Go through the entries below and collect each line with the string "Drive" in it.
☆ ☆ ☆ ☆ ☆ ☆ ☆
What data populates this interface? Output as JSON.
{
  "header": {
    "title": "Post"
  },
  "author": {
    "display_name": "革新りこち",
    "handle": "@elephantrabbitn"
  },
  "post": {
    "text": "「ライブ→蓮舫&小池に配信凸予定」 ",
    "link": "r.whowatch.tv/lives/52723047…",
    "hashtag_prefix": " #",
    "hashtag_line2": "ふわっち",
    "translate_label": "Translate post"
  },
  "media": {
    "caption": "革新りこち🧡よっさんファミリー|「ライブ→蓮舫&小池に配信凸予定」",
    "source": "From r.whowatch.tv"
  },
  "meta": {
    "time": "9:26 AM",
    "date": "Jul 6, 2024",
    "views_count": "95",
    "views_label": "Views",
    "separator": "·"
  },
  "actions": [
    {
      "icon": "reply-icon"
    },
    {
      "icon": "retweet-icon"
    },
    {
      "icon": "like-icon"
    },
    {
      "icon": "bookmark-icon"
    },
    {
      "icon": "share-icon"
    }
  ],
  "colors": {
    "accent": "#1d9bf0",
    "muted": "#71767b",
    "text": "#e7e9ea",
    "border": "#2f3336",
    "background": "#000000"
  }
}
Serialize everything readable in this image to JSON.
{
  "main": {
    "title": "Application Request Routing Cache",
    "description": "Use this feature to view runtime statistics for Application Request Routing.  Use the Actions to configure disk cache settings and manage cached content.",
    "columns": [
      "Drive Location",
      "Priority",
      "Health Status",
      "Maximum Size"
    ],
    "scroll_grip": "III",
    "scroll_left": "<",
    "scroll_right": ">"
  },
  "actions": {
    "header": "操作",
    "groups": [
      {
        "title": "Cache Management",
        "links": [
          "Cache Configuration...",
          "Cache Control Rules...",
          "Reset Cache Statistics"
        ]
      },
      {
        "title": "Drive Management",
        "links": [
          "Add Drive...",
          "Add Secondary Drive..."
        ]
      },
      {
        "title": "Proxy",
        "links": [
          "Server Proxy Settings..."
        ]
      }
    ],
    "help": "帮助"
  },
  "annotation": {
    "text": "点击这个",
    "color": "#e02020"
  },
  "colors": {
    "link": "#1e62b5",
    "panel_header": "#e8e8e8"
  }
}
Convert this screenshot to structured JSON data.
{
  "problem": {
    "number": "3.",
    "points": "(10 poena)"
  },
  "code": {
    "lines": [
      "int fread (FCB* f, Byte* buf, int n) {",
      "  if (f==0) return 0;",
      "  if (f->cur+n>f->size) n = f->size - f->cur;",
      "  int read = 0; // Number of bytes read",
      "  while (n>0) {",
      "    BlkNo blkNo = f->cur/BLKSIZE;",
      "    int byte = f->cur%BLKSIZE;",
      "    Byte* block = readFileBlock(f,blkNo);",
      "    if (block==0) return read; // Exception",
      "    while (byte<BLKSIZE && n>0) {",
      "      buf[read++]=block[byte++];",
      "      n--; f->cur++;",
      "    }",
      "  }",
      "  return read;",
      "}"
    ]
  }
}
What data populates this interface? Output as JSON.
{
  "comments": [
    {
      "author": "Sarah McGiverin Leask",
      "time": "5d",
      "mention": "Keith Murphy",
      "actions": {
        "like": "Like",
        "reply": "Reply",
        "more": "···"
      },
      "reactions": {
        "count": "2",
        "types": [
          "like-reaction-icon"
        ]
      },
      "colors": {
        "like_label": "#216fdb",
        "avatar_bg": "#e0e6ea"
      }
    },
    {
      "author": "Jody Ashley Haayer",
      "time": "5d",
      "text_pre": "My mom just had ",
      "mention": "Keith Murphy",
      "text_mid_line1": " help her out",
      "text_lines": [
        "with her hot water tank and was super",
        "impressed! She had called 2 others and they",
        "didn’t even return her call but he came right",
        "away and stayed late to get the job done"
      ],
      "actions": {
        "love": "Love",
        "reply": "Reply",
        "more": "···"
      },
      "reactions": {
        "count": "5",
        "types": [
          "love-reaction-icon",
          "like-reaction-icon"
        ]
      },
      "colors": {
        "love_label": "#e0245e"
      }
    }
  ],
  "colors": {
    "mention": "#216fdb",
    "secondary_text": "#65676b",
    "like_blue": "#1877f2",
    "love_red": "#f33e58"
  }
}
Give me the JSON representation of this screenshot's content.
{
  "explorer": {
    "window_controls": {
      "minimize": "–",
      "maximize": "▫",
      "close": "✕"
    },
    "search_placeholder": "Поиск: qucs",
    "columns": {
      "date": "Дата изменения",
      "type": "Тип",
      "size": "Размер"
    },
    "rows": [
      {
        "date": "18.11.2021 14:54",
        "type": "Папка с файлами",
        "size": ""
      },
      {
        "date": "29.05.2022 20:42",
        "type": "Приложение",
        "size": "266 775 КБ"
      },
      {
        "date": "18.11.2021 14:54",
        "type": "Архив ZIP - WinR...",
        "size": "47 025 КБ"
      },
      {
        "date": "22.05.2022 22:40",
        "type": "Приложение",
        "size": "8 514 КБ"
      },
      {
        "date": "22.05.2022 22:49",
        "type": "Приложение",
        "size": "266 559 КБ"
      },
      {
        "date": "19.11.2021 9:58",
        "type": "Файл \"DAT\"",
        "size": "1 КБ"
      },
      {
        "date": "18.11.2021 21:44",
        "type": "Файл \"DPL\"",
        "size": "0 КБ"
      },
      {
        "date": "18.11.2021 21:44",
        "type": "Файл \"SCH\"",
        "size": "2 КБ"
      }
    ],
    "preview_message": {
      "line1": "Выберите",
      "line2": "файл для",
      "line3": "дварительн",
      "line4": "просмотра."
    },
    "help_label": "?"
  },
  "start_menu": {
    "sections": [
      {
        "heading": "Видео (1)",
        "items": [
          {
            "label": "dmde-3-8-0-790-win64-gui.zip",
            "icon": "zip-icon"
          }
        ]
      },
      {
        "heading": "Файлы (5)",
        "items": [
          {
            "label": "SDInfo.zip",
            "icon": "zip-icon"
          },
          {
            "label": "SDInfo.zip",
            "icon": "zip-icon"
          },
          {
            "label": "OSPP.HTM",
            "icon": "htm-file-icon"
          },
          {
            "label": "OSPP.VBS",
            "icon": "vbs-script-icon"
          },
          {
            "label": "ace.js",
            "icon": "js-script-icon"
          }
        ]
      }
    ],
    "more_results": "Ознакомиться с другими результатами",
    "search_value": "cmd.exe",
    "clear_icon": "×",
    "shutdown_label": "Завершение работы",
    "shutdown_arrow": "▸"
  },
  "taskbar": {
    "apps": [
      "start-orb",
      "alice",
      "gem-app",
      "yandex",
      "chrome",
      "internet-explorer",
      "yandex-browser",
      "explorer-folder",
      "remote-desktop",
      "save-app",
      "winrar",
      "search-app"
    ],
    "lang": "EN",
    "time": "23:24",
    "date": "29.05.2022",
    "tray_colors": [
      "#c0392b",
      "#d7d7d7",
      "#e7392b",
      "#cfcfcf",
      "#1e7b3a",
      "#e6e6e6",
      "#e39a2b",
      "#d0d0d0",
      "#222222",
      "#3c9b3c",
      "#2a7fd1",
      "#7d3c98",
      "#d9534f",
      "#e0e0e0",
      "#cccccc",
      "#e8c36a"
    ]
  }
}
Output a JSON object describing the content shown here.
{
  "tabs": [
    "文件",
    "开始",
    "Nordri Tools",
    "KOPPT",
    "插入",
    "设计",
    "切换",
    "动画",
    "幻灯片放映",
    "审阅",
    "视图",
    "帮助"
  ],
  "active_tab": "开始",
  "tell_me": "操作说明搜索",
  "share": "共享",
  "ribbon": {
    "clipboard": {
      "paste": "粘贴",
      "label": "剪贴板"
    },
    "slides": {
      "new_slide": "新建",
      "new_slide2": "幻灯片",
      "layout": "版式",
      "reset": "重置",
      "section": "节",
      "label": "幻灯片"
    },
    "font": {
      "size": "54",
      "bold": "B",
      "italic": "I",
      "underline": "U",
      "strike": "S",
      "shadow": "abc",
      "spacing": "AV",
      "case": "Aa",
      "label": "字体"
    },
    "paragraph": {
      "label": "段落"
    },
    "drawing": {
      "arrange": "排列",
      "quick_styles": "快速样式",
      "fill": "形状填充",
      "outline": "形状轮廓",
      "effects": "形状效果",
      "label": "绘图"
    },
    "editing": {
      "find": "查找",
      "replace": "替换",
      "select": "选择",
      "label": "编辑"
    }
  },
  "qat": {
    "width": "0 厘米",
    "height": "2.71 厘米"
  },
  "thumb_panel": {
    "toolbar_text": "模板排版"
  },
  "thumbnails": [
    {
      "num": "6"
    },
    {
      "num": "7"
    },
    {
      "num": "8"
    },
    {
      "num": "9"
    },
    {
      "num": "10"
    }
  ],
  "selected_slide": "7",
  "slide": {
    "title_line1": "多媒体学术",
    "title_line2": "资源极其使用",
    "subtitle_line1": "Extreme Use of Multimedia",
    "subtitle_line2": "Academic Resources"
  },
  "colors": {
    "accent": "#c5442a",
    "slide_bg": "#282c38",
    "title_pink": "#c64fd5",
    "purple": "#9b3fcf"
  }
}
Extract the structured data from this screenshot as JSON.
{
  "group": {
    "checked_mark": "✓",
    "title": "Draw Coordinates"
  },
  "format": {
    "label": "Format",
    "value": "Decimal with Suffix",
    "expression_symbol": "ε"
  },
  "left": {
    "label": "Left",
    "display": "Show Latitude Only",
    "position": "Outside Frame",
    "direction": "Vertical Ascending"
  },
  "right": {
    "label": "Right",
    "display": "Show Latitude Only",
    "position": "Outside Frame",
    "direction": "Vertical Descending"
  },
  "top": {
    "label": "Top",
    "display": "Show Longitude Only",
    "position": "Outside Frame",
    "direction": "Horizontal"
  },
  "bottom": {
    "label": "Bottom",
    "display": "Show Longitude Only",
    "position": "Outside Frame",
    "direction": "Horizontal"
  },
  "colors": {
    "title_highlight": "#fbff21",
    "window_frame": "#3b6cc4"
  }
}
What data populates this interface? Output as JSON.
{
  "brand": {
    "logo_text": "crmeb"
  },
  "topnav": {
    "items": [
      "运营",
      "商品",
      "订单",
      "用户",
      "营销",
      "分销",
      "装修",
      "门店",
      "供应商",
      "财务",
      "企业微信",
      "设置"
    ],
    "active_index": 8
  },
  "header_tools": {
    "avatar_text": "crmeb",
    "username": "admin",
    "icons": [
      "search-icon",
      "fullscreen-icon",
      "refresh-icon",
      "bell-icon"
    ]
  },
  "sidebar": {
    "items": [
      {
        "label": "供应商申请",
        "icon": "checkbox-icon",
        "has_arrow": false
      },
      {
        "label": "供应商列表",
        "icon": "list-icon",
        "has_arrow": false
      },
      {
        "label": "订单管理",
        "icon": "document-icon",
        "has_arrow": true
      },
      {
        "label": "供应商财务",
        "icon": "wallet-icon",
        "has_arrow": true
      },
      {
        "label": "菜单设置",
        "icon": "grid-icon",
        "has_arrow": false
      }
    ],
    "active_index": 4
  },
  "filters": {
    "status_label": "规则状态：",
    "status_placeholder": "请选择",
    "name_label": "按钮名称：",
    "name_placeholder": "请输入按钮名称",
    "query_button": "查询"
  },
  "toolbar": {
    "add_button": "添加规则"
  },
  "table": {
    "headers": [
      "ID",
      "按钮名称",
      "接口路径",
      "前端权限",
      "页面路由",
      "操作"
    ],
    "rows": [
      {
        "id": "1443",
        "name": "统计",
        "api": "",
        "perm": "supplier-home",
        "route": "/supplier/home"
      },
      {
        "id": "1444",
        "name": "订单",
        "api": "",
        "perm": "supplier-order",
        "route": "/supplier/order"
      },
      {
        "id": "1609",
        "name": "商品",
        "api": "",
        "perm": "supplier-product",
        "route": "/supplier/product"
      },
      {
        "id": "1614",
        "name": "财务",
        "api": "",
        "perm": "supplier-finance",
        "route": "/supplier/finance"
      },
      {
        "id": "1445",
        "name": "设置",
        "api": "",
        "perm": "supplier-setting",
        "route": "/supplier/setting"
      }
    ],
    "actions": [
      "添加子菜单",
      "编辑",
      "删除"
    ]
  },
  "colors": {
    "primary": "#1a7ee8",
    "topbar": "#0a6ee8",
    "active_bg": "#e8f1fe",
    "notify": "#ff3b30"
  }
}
☆ ☆ ☆ ☆ ☆ ☆ ☆
## Right answer
      "Drive Location",
        "title": "Drive Management",
          "Add Drive...",
          "Add Secondary Drive..."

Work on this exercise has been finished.